YOUR GOAL
Count each line in which the word "document" appears. Reply with the total and nothing more.

DATA SECTION

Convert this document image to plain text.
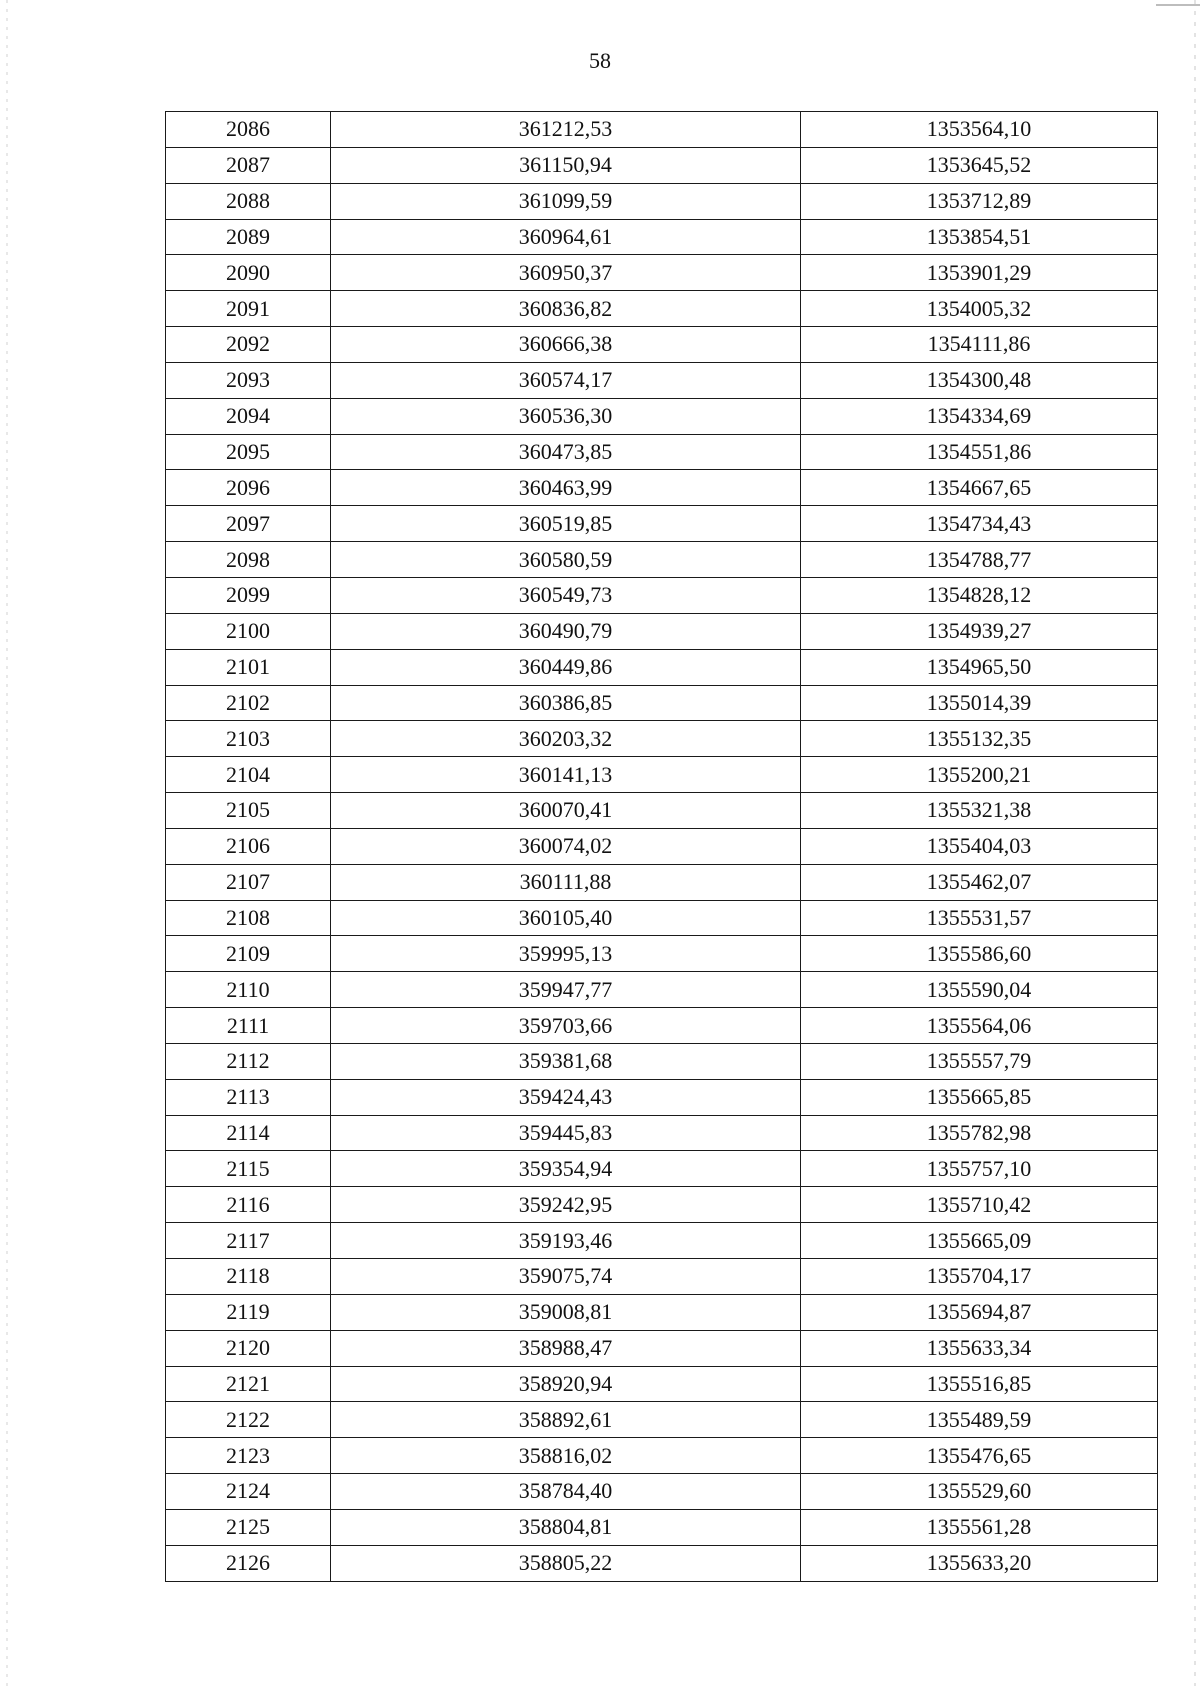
58
2086	361212,53	1353564,10
2087	361150,94	1353645,52
2088	361099,59	1353712,89
2089	360964,61	1353854,51
2090	360950,37	1353901,29
2091	360836,82	1354005,32
2092	360666,38	1354111,86
2093	360574,17	1354300,48
2094	360536,30	1354334,69
2095	360473,85	1354551,86
2096	360463,99	1354667,65
2097	360519,85	1354734,43
2098	360580,59	1354788,77
2099	360549,73	1354828,12
2100	360490,79	1354939,27
2101	360449,86	1354965,50
2102	360386,85	1355014,39
2103	360203,32	1355132,35
2104	360141,13	1355200,21
2105	360070,41	1355321,38
2106	360074,02	1355404,03
2107	360111,88	1355462,07
2108	360105,40	1355531,57
2109	359995,13	1355586,60
2110	359947,77	1355590,04
2111	359703,66	1355564,06
2112	359381,68	1355557,79
2113	359424,43	1355665,85
2114	359445,83	1355782,98
2115	359354,94	1355757,10
2116	359242,95	1355710,42
2117	359193,46	1355665,09
2118	359075,74	1355704,17
2119	359008,81	1355694,87
2120	358988,47	1355633,34
2121	358920,94	1355516,85
2122	358892,61	1355489,59
2123	358816,02	1355476,65
2124	358784,40	1355529,60
2125	358804,81	1355561,28
2126	358805,22	1355633,20
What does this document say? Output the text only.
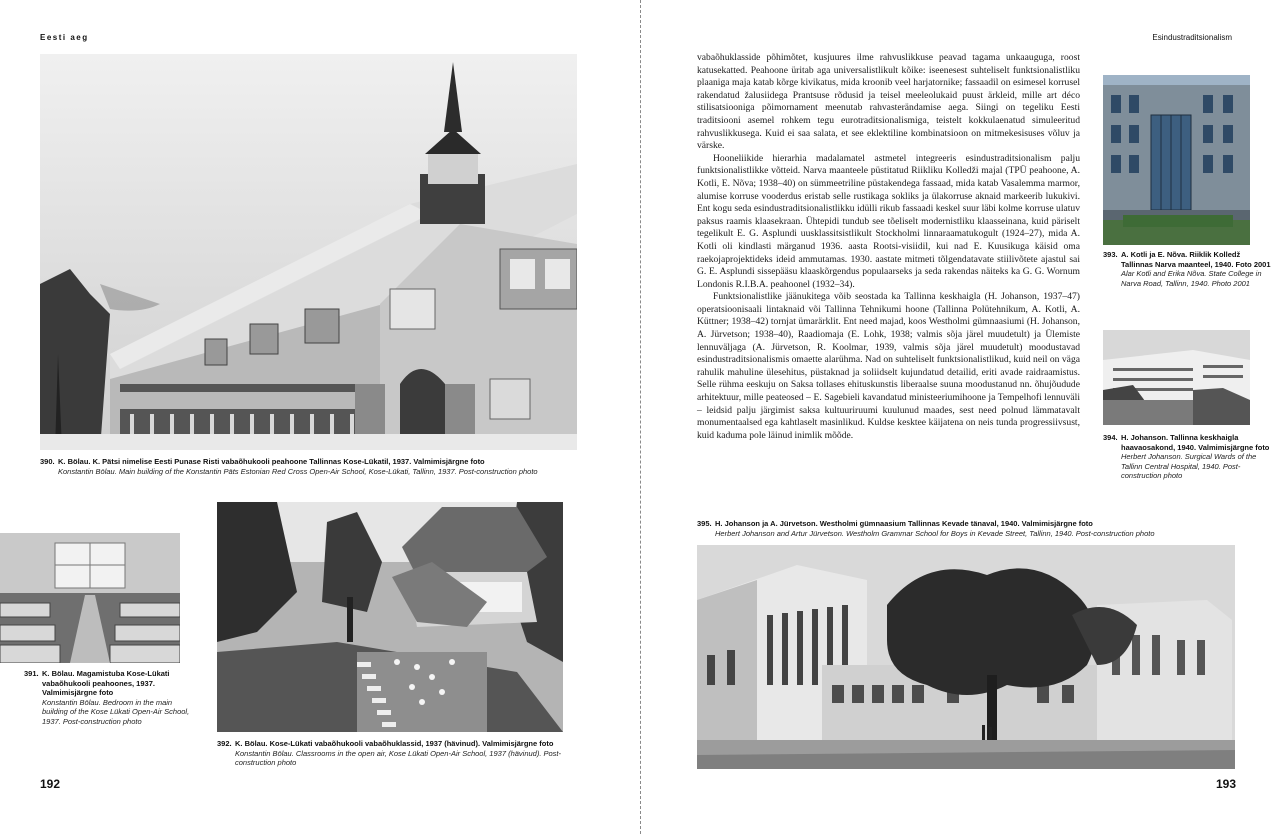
Eesti aeg
390. K. Bölau. K. Pätsi nimelise Eesti Punase Risti vabaõhukooli peahoone Tallinnas Kose-Lükatil, 1937. Valmimisjärgne foto
Konstantin Bölau. Main building of the Konstantin Päts Estonian Red Cross Open-Air School, Kose-Lükati, Tallinn, 1937. Post-construction photo
391. K. Bölau. Magamistuba Kose-Lükati vabaõhukooli peahoones, 1937. Valmimisjärgne foto
Konstantin Bölau. Bedroom in the main building of the Kose Lükati Open-Air School, 1937. Post-construction photo
392. K. Bölau. Kose-Lükati vabaõhukooli vabaõhuklassid, 1937 (hävinud). Valmimisjärgne foto
Konstantin Bölau. Classrooms in the open air, Kose Lükati Open-Air School, 1937 (hävinud). Post-construction photo
192
Esindustraditsionalism

vabaõhuklasside põhimõtet, kusjuures ilme rahvuslikkuse peavad tagama unkaauguga, roost katusekatted. Peahoone üritab aga universalistlikult kõike: iseenesest suhteliselt funktsionalistliku plaaniga maja katab kõrge kivikatus, mida kroonib veel harjatornike; fassaadil on esimesel korrusel rakendatud žalusiidega Prantsuse rõdusid ja teisel meeleolukaid puust ärkleid, mille art déco stilisatsiooniga põimornament meenutab rahvasterändamise aega. Siingi on tegeliku Eesti traditsiooni asemel rohkem tegu eurotraditsionalismiga, teistelt kokkulaenatud simuleeritud rahvuslikkusega. Kuid ei saa salata, et see eklektiline kombinatsioon on mitmekesisuses võluv ja värske.

Hooneliikide hierarhia madalamatel astmetel integreeris esindustraditsionalism palju funktsionalistlikke võtteid. Narva maanteele püstitatud Riikliku Kolledži majal (TPÜ peahoone, A. Kotli, E. Nõva; 1938–40) on sümmeetriline püstakendega fassaad, mida katab Vasalemma marmor, alumise korruse vooderdus eristab selle rustikaga sokliks ja ülakorruse aknaid markeerib lukukivi. Ent kogu seda esindustraditsionalistlikku idülli rikub fassaadi keskel suur läbi kolme korruse ulatuv paksus raamis klaasekraan. Ühtepidi tundub see tõeliselt modernistliku klaasseinana, kuid päriselt tegelikult E. G. Asplundi uusklassitsistlikult Stockholmi linnaraamatukogult (1924–27), mida A. Kotli oli kindlasti märganud 1936. aasta Rootsi-visiidil, kui nad E. Kuusikuga käisid oma raekojaprojektideks ideid ammutamas. 1930. aastate mitmeti tõlgendatavate stiilivõtete ajastul sai G. E. Asplundi sissepääsu klaaskõrgendus populaarseks ja seda rakendas näiteks ka G. G. Wornum Londonis R.I.B.A. peahoonel (1932–34).

Funktsionalistlike jäänukitega võib seostada ka Tallinna keskhaigla (H. Johanson, 1937–47) operatsioonisaali lintaknaid või Tallinna Tehnikumi hoone (Tallinna Polütehnikum, A. Kotli, A. Küttner; 1938–42) tornjat ümarärklit. Ent need majad, koos Westholmi gümnaasiumi (H. Johanson, A. Jürvetson; 1938–40), Raadiomaja (E. Lohk, 1938; valmis sõja järel muudetult) ja Ülemiste lennuväljaga (A. Jürvetson, R. Koolmar, 1939, valmis sõja järel muudetult) moodustavad esindustraditsionalismis omaette alarühma. Nad on suhteliselt funktsionalistlikud, kuid neil on väga rahulik mahuline ülesehitus, püstaknad ja soliidselt kujundatud detailid, eriti avade raidraamistus. Selle rühma eeskuju on Saksa tollases ehituskunstis liberaalse suuna moodustanud nn. õhujõudude arhitektuur, mille peateosed – E. Sagebieli kavandatud ministeeriumihoone ja Tempelhofi lennuväli – leidsid palju järgimist saksa kultuuriruumi kuulunud maades, sest need polnud lämmatavalt monumentaalsed ega kahtlaselt masinlikud. Kuldse kesktee käijatena on neis tunda progressiivsust, kuid kaduma pole läinud inimlik mõõde.

393. A. Kotli ja E. Nõva. Riiklik Kolledž Tallinnas Narva maanteel, 1940. Foto 2001
Alar Kotli and Erika Nõva. State College in Narva Road, Tallinn, 1940. Photo 2001
394. H. Johanson. Tallinna keskhaigla haavaosakond, 1940. Valmimisjärgne foto
Herbert Johanson. Surgical Wards of the Tallinn Central Hospital, 1940. Post-construction photo
395. H. Johanson ja A. Jürvetson. Westholmi gümnaasium Tallinnas Kevade tänaval, 1940. Valmimisjärgne foto
Herbert Johanson and Artur Jürvetson. Westholm Grammar School for Boys in Kevade Street, Tallinn, 1940. Post-construction photo
193
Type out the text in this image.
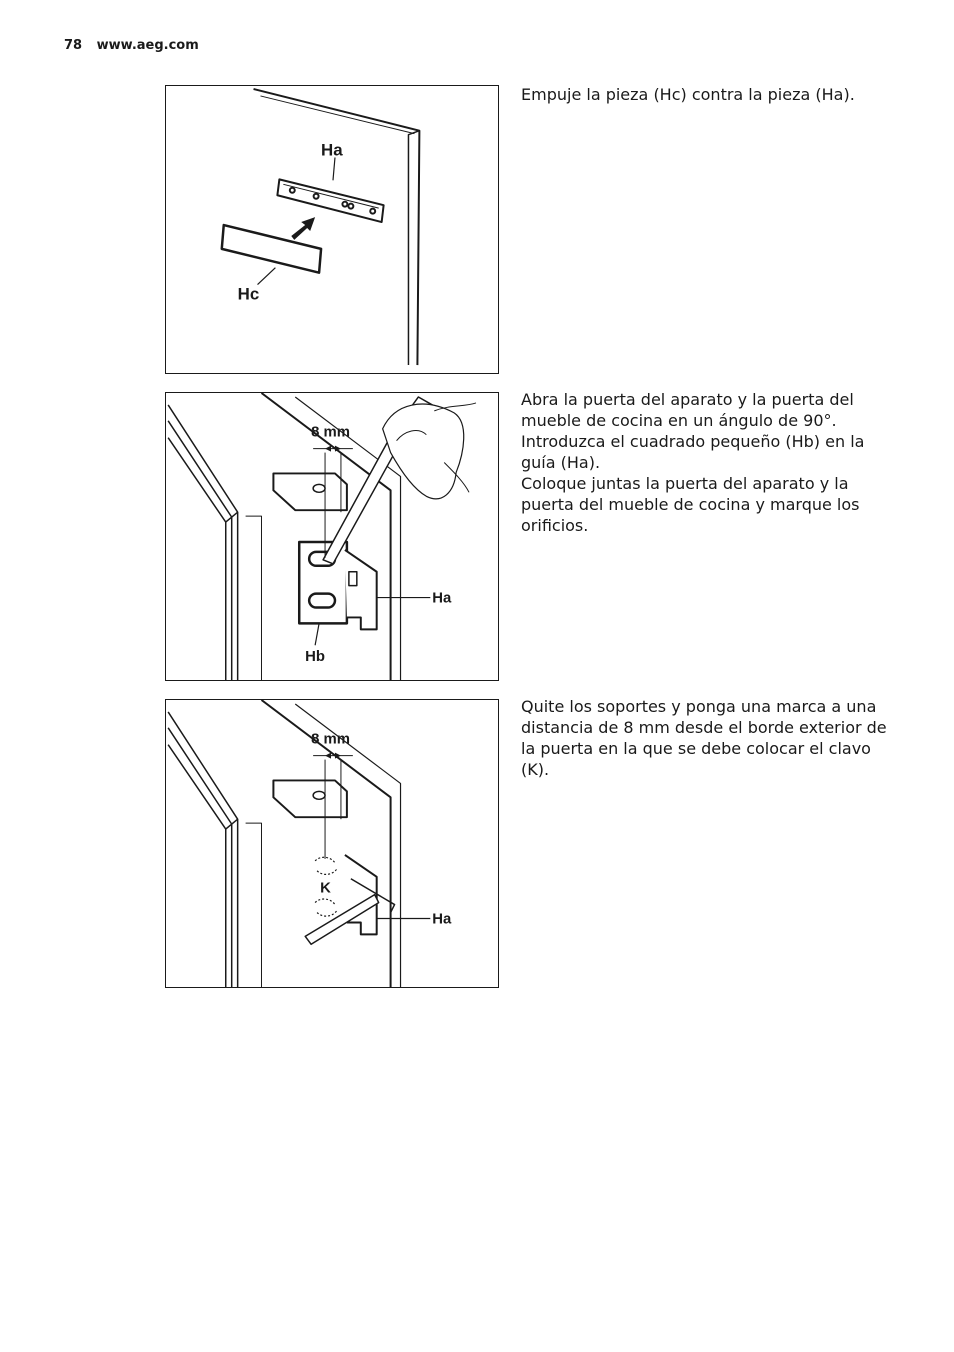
78 www.aeg.com
Ha
Hc

Empuje la pieza (Hc) contra la pieza (Ha).

8 mm
Ha
Hb

Abra la puerta del aparato y la puerta del mueble de cocina en un ángulo de 90°. Introduzca el cuadrado pequeño (Hb) en la guía (Ha).

Coloque juntas la puerta del aparato y la puerta del mueble de cocina y marque los orificios.

8 mm
K
Ha

Quite los soportes y ponga una marca a una distancia de 8 mm desde el borde exterior de la puerta en la que se debe colocar el clavo (K).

EXERCISE RESULT
2